* _Given exercise_: All lines in which the word "sulla" occurs are to be extracted.

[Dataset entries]
---

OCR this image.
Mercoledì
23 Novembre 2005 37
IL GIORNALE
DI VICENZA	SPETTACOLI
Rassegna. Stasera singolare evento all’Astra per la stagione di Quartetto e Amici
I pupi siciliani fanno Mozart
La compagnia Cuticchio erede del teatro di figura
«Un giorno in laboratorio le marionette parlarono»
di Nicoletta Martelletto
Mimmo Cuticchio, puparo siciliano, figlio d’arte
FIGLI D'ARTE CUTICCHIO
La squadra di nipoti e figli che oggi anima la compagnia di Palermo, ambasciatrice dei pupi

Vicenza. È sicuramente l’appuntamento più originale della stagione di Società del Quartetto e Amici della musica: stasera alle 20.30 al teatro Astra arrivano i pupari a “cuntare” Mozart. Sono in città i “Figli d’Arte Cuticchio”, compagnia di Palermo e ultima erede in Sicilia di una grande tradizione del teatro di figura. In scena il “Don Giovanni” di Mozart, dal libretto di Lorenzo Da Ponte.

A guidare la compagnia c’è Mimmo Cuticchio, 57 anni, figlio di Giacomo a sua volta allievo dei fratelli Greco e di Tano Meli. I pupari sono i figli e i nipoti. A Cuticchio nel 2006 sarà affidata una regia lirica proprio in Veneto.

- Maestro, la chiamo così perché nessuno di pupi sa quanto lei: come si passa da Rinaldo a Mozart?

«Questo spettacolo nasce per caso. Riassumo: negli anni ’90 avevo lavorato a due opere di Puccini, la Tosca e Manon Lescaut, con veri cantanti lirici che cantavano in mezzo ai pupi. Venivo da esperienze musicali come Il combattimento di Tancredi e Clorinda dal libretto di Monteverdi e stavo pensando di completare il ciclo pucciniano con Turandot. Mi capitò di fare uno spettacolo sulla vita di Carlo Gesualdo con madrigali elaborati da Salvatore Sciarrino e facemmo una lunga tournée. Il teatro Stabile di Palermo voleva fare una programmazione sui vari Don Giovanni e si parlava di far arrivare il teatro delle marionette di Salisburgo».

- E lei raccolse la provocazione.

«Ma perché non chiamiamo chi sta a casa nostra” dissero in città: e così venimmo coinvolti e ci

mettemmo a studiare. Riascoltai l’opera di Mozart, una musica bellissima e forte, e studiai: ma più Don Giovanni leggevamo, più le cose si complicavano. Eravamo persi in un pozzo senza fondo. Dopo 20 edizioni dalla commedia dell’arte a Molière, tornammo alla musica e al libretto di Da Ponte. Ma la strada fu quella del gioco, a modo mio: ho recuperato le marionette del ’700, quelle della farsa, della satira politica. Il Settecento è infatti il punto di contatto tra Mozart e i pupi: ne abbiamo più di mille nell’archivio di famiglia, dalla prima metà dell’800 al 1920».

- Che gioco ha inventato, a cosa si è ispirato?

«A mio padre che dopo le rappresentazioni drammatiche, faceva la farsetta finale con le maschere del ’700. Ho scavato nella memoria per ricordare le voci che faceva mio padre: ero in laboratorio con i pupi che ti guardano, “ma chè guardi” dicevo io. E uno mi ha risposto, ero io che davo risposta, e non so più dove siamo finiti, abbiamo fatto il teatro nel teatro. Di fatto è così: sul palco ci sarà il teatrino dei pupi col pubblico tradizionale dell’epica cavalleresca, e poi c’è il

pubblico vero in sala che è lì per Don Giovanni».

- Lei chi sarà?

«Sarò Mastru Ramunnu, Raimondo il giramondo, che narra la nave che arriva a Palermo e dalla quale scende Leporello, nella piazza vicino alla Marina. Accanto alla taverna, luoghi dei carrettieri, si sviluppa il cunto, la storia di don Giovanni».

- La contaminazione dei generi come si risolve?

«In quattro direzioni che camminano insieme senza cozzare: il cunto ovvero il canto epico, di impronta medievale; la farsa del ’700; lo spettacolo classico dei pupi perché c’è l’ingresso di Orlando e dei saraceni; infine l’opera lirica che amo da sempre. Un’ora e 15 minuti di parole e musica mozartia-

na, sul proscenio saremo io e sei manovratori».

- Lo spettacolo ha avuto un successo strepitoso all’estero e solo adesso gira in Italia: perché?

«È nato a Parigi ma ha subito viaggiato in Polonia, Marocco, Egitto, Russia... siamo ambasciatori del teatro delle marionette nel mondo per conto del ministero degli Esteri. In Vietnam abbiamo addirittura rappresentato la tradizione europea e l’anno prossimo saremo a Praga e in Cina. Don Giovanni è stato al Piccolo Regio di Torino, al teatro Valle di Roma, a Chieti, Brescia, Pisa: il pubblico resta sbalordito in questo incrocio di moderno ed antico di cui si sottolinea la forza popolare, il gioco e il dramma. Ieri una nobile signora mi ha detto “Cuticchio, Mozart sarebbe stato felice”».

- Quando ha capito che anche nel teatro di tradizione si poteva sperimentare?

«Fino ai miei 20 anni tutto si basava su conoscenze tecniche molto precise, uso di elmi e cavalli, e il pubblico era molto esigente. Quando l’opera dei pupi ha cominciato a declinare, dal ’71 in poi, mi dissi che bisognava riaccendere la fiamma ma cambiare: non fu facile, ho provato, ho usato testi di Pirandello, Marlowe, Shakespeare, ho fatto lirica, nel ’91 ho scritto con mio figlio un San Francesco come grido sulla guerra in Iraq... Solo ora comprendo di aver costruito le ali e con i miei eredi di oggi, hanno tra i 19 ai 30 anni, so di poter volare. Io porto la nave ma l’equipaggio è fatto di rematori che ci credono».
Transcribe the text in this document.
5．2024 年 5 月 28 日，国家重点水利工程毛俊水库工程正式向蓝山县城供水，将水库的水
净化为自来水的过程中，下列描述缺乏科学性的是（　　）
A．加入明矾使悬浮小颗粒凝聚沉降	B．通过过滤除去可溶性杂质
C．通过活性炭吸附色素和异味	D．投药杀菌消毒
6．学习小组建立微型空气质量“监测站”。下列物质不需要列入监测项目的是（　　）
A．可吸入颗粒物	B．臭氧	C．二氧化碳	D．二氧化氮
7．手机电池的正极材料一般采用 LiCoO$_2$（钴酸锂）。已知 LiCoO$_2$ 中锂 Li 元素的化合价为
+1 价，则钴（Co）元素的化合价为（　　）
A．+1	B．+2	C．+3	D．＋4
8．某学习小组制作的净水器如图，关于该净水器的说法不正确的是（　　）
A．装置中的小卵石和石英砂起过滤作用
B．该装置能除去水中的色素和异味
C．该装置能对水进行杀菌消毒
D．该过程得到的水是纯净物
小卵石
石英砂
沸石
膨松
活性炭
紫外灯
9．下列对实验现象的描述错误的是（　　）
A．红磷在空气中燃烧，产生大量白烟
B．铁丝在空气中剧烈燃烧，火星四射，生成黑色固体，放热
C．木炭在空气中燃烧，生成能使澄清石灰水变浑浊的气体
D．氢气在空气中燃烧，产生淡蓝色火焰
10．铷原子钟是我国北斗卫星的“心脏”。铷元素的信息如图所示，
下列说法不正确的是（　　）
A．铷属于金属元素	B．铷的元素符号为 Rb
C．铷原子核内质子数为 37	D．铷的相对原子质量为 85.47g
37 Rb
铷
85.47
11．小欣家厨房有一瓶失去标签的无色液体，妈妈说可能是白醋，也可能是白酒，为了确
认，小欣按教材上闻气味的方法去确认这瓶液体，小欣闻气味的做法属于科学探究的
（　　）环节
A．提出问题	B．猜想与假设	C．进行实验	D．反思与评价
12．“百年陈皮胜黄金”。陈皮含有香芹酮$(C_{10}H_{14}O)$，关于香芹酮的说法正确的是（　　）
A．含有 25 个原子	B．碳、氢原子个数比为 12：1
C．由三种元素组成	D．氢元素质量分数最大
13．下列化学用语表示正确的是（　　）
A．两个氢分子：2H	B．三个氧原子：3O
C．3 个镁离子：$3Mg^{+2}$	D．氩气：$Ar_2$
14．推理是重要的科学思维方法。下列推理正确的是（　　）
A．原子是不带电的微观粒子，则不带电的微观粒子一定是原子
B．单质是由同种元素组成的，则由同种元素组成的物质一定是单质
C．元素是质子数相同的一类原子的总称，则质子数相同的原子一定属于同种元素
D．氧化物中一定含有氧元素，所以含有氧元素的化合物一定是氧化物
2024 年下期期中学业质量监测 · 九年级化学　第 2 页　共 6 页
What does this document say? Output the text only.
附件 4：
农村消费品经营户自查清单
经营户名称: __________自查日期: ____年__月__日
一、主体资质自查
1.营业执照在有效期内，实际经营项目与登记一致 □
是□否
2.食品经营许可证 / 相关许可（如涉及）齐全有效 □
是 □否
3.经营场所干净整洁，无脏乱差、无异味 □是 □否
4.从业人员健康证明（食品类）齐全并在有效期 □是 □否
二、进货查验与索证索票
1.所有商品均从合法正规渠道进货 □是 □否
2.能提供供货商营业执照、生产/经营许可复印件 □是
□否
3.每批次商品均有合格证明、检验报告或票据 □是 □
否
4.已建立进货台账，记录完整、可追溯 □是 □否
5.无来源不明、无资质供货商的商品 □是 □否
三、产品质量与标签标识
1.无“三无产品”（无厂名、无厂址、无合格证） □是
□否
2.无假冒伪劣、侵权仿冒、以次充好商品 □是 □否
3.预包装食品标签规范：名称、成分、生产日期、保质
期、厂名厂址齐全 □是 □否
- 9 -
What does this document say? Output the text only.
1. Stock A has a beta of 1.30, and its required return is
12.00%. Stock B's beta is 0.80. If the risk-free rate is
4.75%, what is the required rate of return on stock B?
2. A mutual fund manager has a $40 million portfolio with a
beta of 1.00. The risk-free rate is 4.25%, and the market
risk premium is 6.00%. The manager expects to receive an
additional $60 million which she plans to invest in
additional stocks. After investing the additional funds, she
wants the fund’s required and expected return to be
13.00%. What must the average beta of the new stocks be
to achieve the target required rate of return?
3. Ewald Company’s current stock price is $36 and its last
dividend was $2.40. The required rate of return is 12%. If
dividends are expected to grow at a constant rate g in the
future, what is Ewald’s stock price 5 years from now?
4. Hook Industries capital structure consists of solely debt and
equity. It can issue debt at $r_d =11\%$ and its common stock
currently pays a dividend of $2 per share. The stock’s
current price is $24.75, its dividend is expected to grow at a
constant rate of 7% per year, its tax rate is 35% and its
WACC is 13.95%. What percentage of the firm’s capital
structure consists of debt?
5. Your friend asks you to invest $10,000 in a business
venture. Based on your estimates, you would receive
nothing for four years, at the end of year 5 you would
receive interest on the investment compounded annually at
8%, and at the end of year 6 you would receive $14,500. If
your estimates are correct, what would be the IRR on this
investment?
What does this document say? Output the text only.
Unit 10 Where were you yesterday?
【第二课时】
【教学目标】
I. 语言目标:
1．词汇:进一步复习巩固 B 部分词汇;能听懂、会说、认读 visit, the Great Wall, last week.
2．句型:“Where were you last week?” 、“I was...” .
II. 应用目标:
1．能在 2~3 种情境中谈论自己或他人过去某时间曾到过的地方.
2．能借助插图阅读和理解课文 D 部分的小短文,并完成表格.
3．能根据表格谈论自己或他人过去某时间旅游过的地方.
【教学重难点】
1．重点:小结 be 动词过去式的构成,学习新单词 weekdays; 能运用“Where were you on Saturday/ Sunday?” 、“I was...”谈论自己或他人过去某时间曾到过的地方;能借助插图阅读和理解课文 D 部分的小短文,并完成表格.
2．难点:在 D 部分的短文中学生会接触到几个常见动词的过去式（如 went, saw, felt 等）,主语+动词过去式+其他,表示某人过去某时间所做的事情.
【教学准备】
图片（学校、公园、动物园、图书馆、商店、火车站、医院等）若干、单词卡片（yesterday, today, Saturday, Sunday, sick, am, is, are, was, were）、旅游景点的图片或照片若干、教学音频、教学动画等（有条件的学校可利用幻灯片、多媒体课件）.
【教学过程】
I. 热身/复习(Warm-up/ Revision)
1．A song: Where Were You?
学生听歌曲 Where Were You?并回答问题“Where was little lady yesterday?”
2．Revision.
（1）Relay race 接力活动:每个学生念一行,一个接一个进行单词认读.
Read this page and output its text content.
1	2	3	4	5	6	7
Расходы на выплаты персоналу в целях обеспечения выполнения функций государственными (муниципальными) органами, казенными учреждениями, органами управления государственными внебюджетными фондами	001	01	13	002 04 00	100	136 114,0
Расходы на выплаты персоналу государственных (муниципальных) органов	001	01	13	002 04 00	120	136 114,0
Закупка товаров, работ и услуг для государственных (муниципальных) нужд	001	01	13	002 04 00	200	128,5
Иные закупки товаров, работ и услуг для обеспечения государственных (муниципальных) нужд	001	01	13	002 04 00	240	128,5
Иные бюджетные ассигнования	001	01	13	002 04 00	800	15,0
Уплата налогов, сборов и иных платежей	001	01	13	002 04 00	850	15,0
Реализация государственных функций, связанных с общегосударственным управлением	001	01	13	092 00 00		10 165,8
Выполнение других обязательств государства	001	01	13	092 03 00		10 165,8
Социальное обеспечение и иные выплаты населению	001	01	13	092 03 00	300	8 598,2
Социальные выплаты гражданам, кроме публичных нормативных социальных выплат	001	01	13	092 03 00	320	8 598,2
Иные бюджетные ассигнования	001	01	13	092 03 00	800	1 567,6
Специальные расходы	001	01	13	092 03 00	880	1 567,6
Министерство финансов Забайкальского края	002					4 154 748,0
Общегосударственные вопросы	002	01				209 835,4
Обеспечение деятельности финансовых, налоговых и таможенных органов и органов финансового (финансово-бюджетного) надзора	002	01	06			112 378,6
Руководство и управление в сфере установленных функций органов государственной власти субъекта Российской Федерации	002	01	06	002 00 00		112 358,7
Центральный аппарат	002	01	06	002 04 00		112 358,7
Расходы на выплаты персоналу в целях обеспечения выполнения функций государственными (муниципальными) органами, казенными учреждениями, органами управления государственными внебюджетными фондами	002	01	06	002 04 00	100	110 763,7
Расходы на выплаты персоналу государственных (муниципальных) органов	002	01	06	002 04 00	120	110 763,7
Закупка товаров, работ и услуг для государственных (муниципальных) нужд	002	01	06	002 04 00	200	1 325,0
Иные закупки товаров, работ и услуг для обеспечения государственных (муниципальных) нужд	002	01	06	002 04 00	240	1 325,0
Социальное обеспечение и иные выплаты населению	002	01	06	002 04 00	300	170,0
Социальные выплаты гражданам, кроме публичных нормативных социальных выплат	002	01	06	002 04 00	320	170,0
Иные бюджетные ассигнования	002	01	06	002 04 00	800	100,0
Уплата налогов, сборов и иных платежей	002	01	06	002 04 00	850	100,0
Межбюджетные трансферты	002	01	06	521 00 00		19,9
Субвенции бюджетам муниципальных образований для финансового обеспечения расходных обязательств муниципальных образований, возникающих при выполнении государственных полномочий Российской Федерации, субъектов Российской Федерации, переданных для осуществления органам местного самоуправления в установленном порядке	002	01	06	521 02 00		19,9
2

---

* _Complete output_:
«Questo spettacolo nasce per caso. Riassumo: negli anni ’90 avevo lavorato a due opere di Puccini, la Tosca e Manon Lescaut, con veri cantanti lirici che cantavano in mezzo ai pupi. Venivo da esperienze musicali come Il combattimento di Tancredi e Clorinda dal libretto di Monteverdi e stavo pensando di completare il ciclo pucciniano con Turandot. Mi capitò di fare uno spettacolo sulla vita di Carlo Gesualdo con madrigali elaborati da Salvatore Sciarrino e facemmo una lunga tournée. Il teatro Stabile di Palermo voleva fare una programmazione sui vari Don Giovanni e si parlava di far arrivare il teatro delle marionette di Salisburgo».
«Fino ai miei 20 anni tutto si basava su conoscenze tecniche molto precise, uso di elmi e cavalli, e il pubblico era molto esigente. Quando l’opera dei pupi ha cominciato a declinare, dal ’71 in poi, mi dissi che bisognava riaccendere la fiamma ma cambiare: non fu facile, ho provato, ho usato testi di Pirandello, Marlowe, Shakespeare, ho fatto lirica, nel ’91 ho scritto con mio figlio un San Francesco come grido sulla guerra in Iraq... Solo ora comprendo di aver costruito le ali e con i miei eredi di oggi, hanno tra i 19 ai 30 anni, so di poter volare. Io porto la nave ma l’equipaggio è fatto di rematori che ci credono».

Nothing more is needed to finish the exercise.